TASK INSTRUCTIONS :: Your task is to copy the listing exactly, with the pictures left out.

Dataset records
◇ ◇ ◇ ◇ ◇
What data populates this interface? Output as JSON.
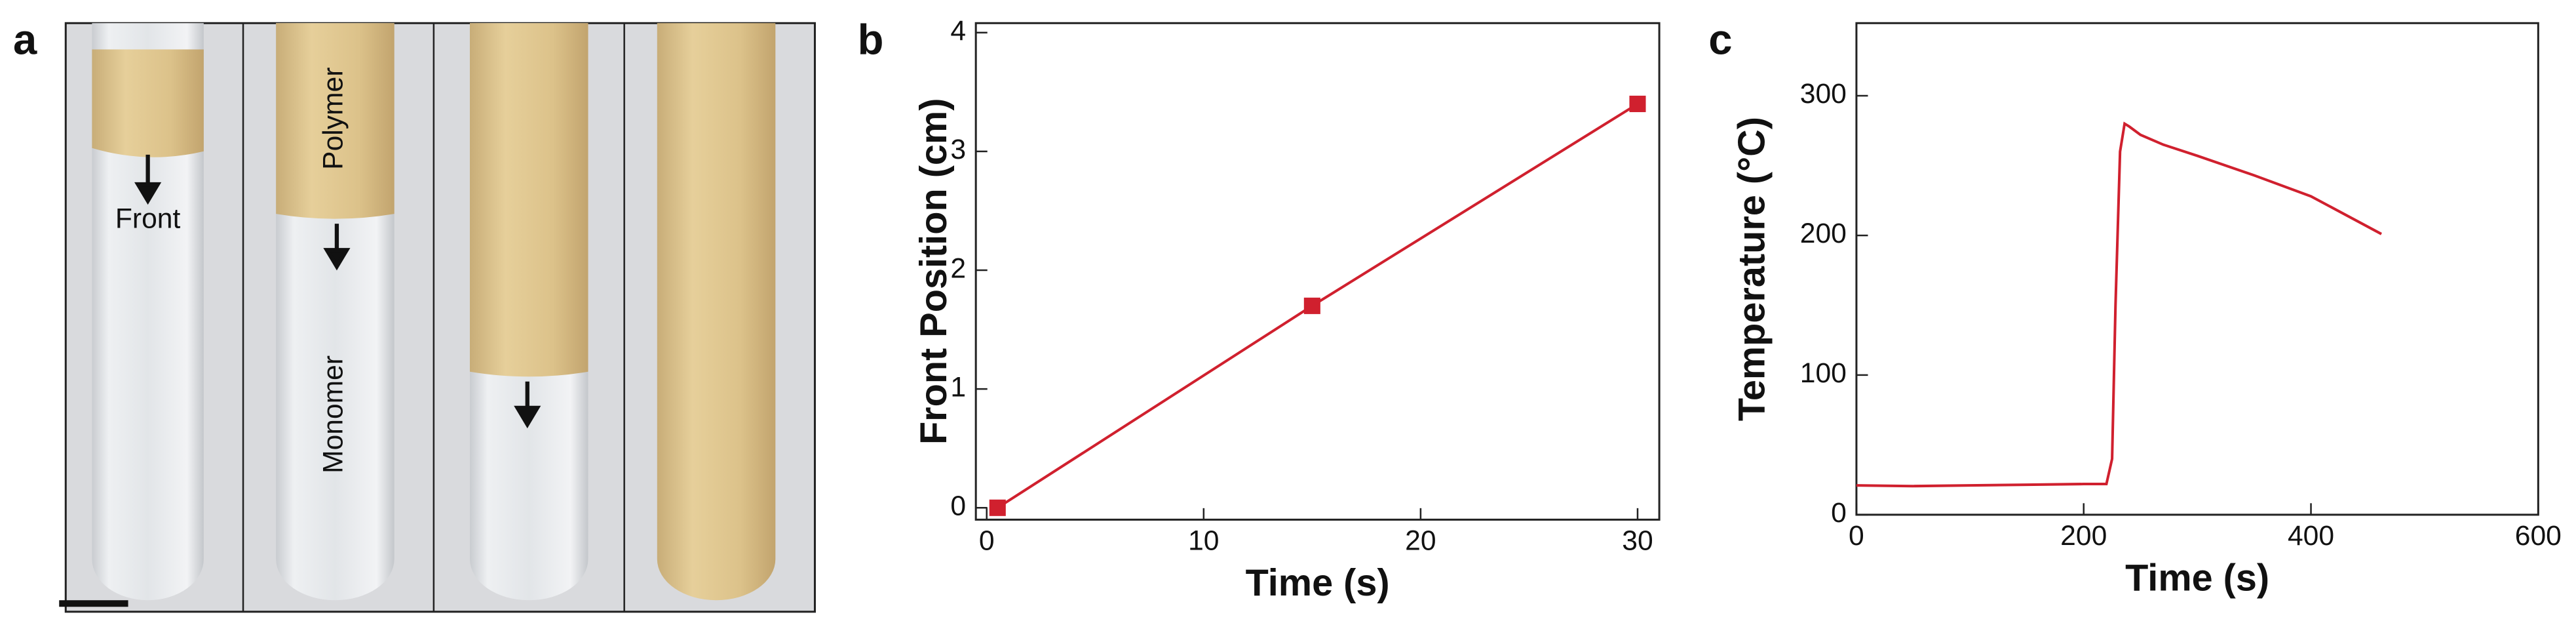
{
  "photo_panel": {
    "label": "a",
    "annotations": [
      "Front",
      "Polymer",
      "Monomer"
    ]
  },
  "chart_data": [
    {
      "type": "line",
      "panel_label": "b",
      "x_label": "Time (s)",
      "y_label": "Front Position (cm)",
      "markers": true,
      "x": [
        0.5,
        15,
        30
      ],
      "series": [
        {
          "color": "#d0202e",
          "values": [
            0,
            1.7,
            3.4
          ]
        }
      ],
      "xlim": [
        -0.5,
        31
      ],
      "ylim": [
        -0.1,
        4.08
      ],
      "xticks": [
        0,
        10,
        20,
        30
      ],
      "yticks": [
        0,
        1,
        2,
        3,
        4
      ]
    },
    {
      "type": "line",
      "panel_label": "c",
      "x_label": "Time (s)",
      "y_label": "Temperature (°C)",
      "markers": false,
      "x": [
        0,
        50,
        100,
        150,
        200,
        220,
        225,
        228,
        232,
        236,
        240,
        250,
        270,
        300,
        350,
        400,
        462
      ],
      "series": [
        {
          "color": "#d0202e",
          "values": [
            21,
            20.5,
            21,
            21.5,
            22,
            22,
            40,
            150,
            260,
            280,
            278,
            272,
            265,
            257,
            243,
            228,
            201
          ]
        }
      ],
      "xlim": [
        0,
        600
      ],
      "ylim": [
        0,
        352
      ],
      "xticks": [
        0,
        200,
        400,
        600
      ],
      "yticks": [
        0,
        100,
        200,
        300
      ]
    }
  ]
}
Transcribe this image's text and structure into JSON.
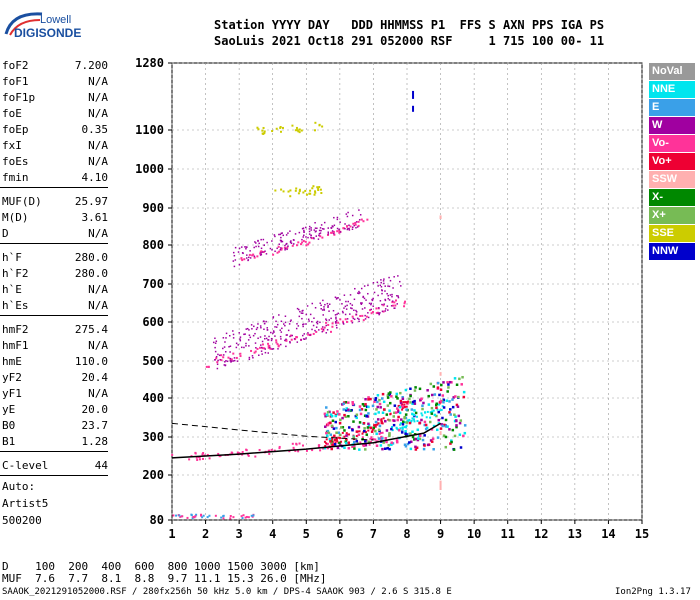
{
  "logo": {
    "line1": "Lowell",
    "line2": "DIGISONDE"
  },
  "header": {
    "row1": "Station YYYY DAY   DDD HHMMSS P1  FFS S AXN PPS IGA PS",
    "row2": "SaoLuis 2021 Oct18 291 052000 RSF     1 715 100 00- 11"
  },
  "scaled_params": [
    {
      "k": "foF2",
      "v": "7.200"
    },
    {
      "k": "foF1",
      "v": "N/A"
    },
    {
      "k": "foF1p",
      "v": "N/A"
    },
    {
      "k": "foE",
      "v": "N/A"
    },
    {
      "k": "foEp",
      "v": "0.35"
    },
    {
      "k": "fxI",
      "v": "N/A"
    },
    {
      "k": "foEs",
      "v": "N/A"
    },
    {
      "k": "fmin",
      "v": "4.10"
    },
    {
      "k": "MUF(D)",
      "v": "25.97"
    },
    {
      "k": "M(D)",
      "v": "3.61"
    },
    {
      "k": "D",
      "v": "N/A"
    },
    {
      "k": "h`F",
      "v": "280.0"
    },
    {
      "k": "h`F2",
      "v": "280.0"
    },
    {
      "k": "h`E",
      "v": "N/A"
    },
    {
      "k": "h`Es",
      "v": "N/A"
    },
    {
      "k": "hmF2",
      "v": "275.4"
    },
    {
      "k": "hmF1",
      "v": "N/A"
    },
    {
      "k": "hmE",
      "v": "110.0"
    },
    {
      "k": "yF2",
      "v": "20.4"
    },
    {
      "k": "yF1",
      "v": "N/A"
    },
    {
      "k": "yE",
      "v": "20.0"
    },
    {
      "k": "B0",
      "v": "23.7"
    },
    {
      "k": "B1",
      "v": "1.28"
    },
    {
      "k": "C-level",
      "v": "44"
    }
  ],
  "autoscale": {
    "line1": "Auto:",
    "line2": "Artist5",
    "line3": "500200"
  },
  "legend": [
    {
      "label": "NoVal",
      "color": "#999999"
    },
    {
      "label": "NNE",
      "color": "#00e5ee"
    },
    {
      "label": "E",
      "color": "#3aa0e8"
    },
    {
      "label": "W",
      "color": "#a000a0"
    },
    {
      "label": "Vo-",
      "color": "#ff3399"
    },
    {
      "label": "Vo+",
      "color": "#ee0033"
    },
    {
      "label": "SSW",
      "color": "#ffb0b0"
    },
    {
      "label": "X-",
      "color": "#008800"
    },
    {
      "label": "X+",
      "color": "#77bb55"
    },
    {
      "label": "SSE",
      "color": "#cccc00"
    },
    {
      "label": "NNW",
      "color": "#0000cc"
    }
  ],
  "muf_table": {
    "row1": "D    100  200  400  600  800 1000 1500 3000 [km]",
    "row2": "MUF  7.6  7.7  8.1  8.8  9.7 11.1 15.3 26.0 [MHz]"
  },
  "footer": {
    "left": "SAAOK_2021291052000.RSF / 280fx256h 50 kHz 5.0 km / DPS-4 SAAOK 903 / 2.6 S 315.8 E",
    "right": "Ion2Png 1.3.17"
  },
  "chart_data": {
    "type": "scatter",
    "title": "",
    "xlabel": "",
    "ylabel": "",
    "xlim": [
      1,
      15
    ],
    "x_ticks": [
      1,
      2,
      3,
      4,
      5,
      6,
      7,
      8,
      9,
      10,
      11,
      12,
      13,
      14,
      15
    ],
    "y_ticks": [
      80,
      200,
      300,
      400,
      500,
      600,
      700,
      800,
      900,
      1000,
      1100,
      1280
    ],
    "y_tick_positions_km": [
      80,
      200,
      300,
      400,
      500,
      600,
      700,
      800,
      900,
      1000,
      1100,
      1280
    ],
    "y_scale": "nonlinear (virtual height, km)",
    "grid": true,
    "series": [
      {
        "name": "Vo-",
        "traces": [
          {
            "x": [
              1.0,
              2.0,
              3.0,
              4.0,
              5.0,
              6.0,
              7.0,
              7.2
            ],
            "y": [
              245,
              252,
              260,
              268,
              276,
              284,
              295,
              305
            ]
          },
          {
            "x": [
              2.0,
              3.0,
              4.0,
              5.0,
              6.0,
              7.0,
              8.0
            ],
            "y": [
              495,
              520,
              545,
              570,
              600,
              630,
              660
            ]
          },
          {
            "x": [
              3.0,
              4.0,
              5.0,
              6.0,
              6.8
            ],
            "y": [
              765,
              790,
              810,
              840,
              880
            ]
          }
        ]
      },
      {
        "name": "Vo+",
        "traces": [
          {
            "x": [
              5.5,
              6.0,
              6.5,
              7.0,
              7.5,
              8.0
            ],
            "y": [
              290,
              300,
              310,
              330,
              360,
              390
            ]
          }
        ]
      },
      {
        "name": "NNE",
        "traces": [
          {
            "x": [
              7.5,
              8.0,
              8.5,
              9.0
            ],
            "y": [
              320,
              340,
              360,
              380
            ]
          }
        ]
      },
      {
        "name": "SSE",
        "traces": [
          {
            "x": [
              3.5,
              4.5,
              5.5
            ],
            "y": [
              1100,
              1105,
              1115
            ]
          },
          {
            "x": [
              4.0,
              5.0,
              5.5
            ],
            "y": [
              940,
              945,
              950
            ]
          }
        ]
      }
    ]
  }
}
◇ ◇ ◇ ◇ ◇
PROBLEM SOLUTION ::
What data populates this interface? Output as JSON.
{
  "photo_panel": {
    "label": "a",
    "annotations": [
      "Front",
      "Polymer",
      "Monomer"
    ]
  },
  "chart_data": [
    {
      "type": "line",
      "panel_label": "b",
      "x_label": "Time (s)",
      "y_label": "Front Position (cm)",
      "markers": true,
      "x": [
        0.5,
        15,
        30
      ],
      "series": [
        {
          "color": "#d0202e",
          "values": [
            0,
            1.7,
            3.4
          ]
        }
      ],
      "xlim": [
        -0.5,
        31
      ],
      "ylim": [
        -0.1,
        4.08
      ],
      "xticks": [
        0,
        10,
        20,
        30
      ],
      "yticks": [
        0,
        1,
        2,
        3,
        4
      ]
    },
    {
      "type": "line",
      "panel_label": "c",
      "x_label": "Time (s)",
      "y_label": "Temperature (°C)",
      "markers": false,
      "x": [
        0,
        50,
        100,
        150,
        200,
        220,
        225,
        228,
        232,
        236,
        240,
        250,
        270,
        300,
        350,
        400,
        462
      ],
      "series": [
        {
          "color": "#d0202e",
          "values": [
            21,
            20.5,
            21,
            21.5,
            22,
            22,
            40,
            150,
            260,
            280,
            278,
            272,
            265,
            257,
            243,
            228,
            201
          ]
        }
      ],
      "xlim": [
        0,
        600
      ],
      "ylim": [
        0,
        352
      ],
      "xticks": [
        0,
        200,
        400,
        600
      ],
      "yticks": [
        0,
        100,
        200,
        300
      ]
    }
  ]
}
Transcribe this image's text and structure into JSON.
{
  "logo": {
    "line1": "Lowell",
    "line2": "DIGISONDE"
  },
  "header": {
    "row1": "Station YYYY DAY   DDD HHMMSS P1  FFS S AXN PPS IGA PS",
    "row2": "SaoLuis 2021 Oct18 291 052000 RSF     1 715 100 00- 11"
  },
  "scaled_params": [
    {
      "k": "foF2",
      "v": "7.200"
    },
    {
      "k": "foF1",
      "v": "N/A"
    },
    {
      "k": "foF1p",
      "v": "N/A"
    },
    {
      "k": "foE",
      "v": "N/A"
    },
    {
      "k": "foEp",
      "v": "0.35"
    },
    {
      "k": "fxI",
      "v": "N/A"
    },
    {
      "k": "foEs",
      "v": "N/A"
    },
    {
      "k": "fmin",
      "v": "4.10"
    },
    {
      "k": "MUF(D)",
      "v": "25.97"
    },
    {
      "k": "M(D)",
      "v": "3.61"
    },
    {
      "k": "D",
      "v": "N/A"
    },
    {
      "k": "h`F",
      "v": "280.0"
    },
    {
      "k": "h`F2",
      "v": "280.0"
    },
    {
      "k": "h`E",
      "v": "N/A"
    },
    {
      "k": "h`Es",
      "v": "N/A"
    },
    {
      "k": "hmF2",
      "v": "275.4"
    },
    {
      "k": "hmF1",
      "v": "N/A"
    },
    {
      "k": "hmE",
      "v": "110.0"
    },
    {
      "k": "yF2",
      "v": "20.4"
    },
    {
      "k": "yF1",
      "v": "N/A"
    },
    {
      "k": "yE",
      "v": "20.0"
    },
    {
      "k": "B0",
      "v": "23.7"
    },
    {
      "k": "B1",
      "v": "1.28"
    },
    {
      "k": "C-level",
      "v": "44"
    }
  ],
  "autoscale": {
    "line1": "Auto:",
    "line2": "Artist5",
    "line3": "500200"
  },
  "legend": [
    {
      "label": "NoVal",
      "color": "#999999"
    },
    {
      "label": "NNE",
      "color": "#00e5ee"
    },
    {
      "label": "E",
      "color": "#3aa0e8"
    },
    {
      "label": "W",
      "color": "#a000a0"
    },
    {
      "label": "Vo-",
      "color": "#ff3399"
    },
    {
      "label": "Vo+",
      "color": "#ee0033"
    },
    {
      "label": "SSW",
      "color": "#ffb0b0"
    },
    {
      "label": "X-",
      "color": "#008800"
    },
    {
      "label": "X+",
      "color": "#77bb55"
    },
    {
      "label": "SSE",
      "color": "#cccc00"
    },
    {
      "label": "NNW",
      "color": "#0000cc"
    }
  ],
  "muf_table": {
    "row1": "D    100  200  400  600  800 1000 1500 3000 [km]",
    "row2": "MUF  7.6  7.7  8.1  8.8  9.7 11.1 15.3 26.0 [MHz]"
  },
  "footer": {
    "left": "SAAOK_2021291052000.RSF / 280fx256h 50 kHz 5.0 km / DPS-4 SAAOK 903 / 2.6 S 315.8 E",
    "right": "Ion2Png 1.3.17"
  },
  "chart_data": {
    "type": "scatter",
    "title": "",
    "xlabel": "",
    "ylabel": "",
    "xlim": [
      1,
      15
    ],
    "x_ticks": [
      1,
      2,
      3,
      4,
      5,
      6,
      7,
      8,
      9,
      10,
      11,
      12,
      13,
      14,
      15
    ],
    "y_ticks": [
      80,
      200,
      300,
      400,
      500,
      600,
      700,
      800,
      900,
      1000,
      1100,
      1280
    ],
    "y_tick_positions_km": [
      80,
      200,
      300,
      400,
      500,
      600,
      700,
      800,
      900,
      1000,
      1100,
      1280
    ],
    "y_scale": "nonlinear (virtual height, km)",
    "grid": true,
    "series": [
      {
        "name": "Vo-",
        "traces": [
          {
            "x": [
              1.0,
              2.0,
              3.0,
              4.0,
              5.0,
              6.0,
              7.0,
              7.2
            ],
            "y": [
              245,
              252,
              260,
              268,
              276,
              284,
              295,
              305
            ]
          },
          {
            "x": [
              2.0,
              3.0,
              4.0,
              5.0,
              6.0,
              7.0,
              8.0
            ],
            "y": [
              495,
              520,
              545,
              570,
              600,
              630,
              660
            ]
          },
          {
            "x": [
              3.0,
              4.0,
              5.0,
              6.0,
              6.8
            ],
            "y": [
              765,
              790,
              810,
              840,
              880
            ]
          }
        ]
      },
      {
        "name": "Vo+",
        "traces": [
          {
            "x": [
              5.5,
              6.0,
              6.5,
              7.0,
              7.5,
              8.0
            ],
            "y": [
              290,
              300,
              310,
              330,
              360,
              390
            ]
          }
        ]
      },
      {
        "name": "NNE",
        "traces": [
          {
            "x": [
              7.5,
              8.0,
              8.5,
              9.0
            ],
            "y": [
              320,
              340,
              360,
              380
            ]
          }
        ]
      },
      {
        "name": "SSE",
        "traces": [
          {
            "x": [
              3.5,
              4.5,
              5.5
            ],
            "y": [
              1100,
              1105,
              1115
            ]
          },
          {
            "x": [
              4.0,
              5.0,
              5.5
            ],
            "y": [
              940,
              945,
              950
            ]
          }
        ]
      }
    ]
  }
}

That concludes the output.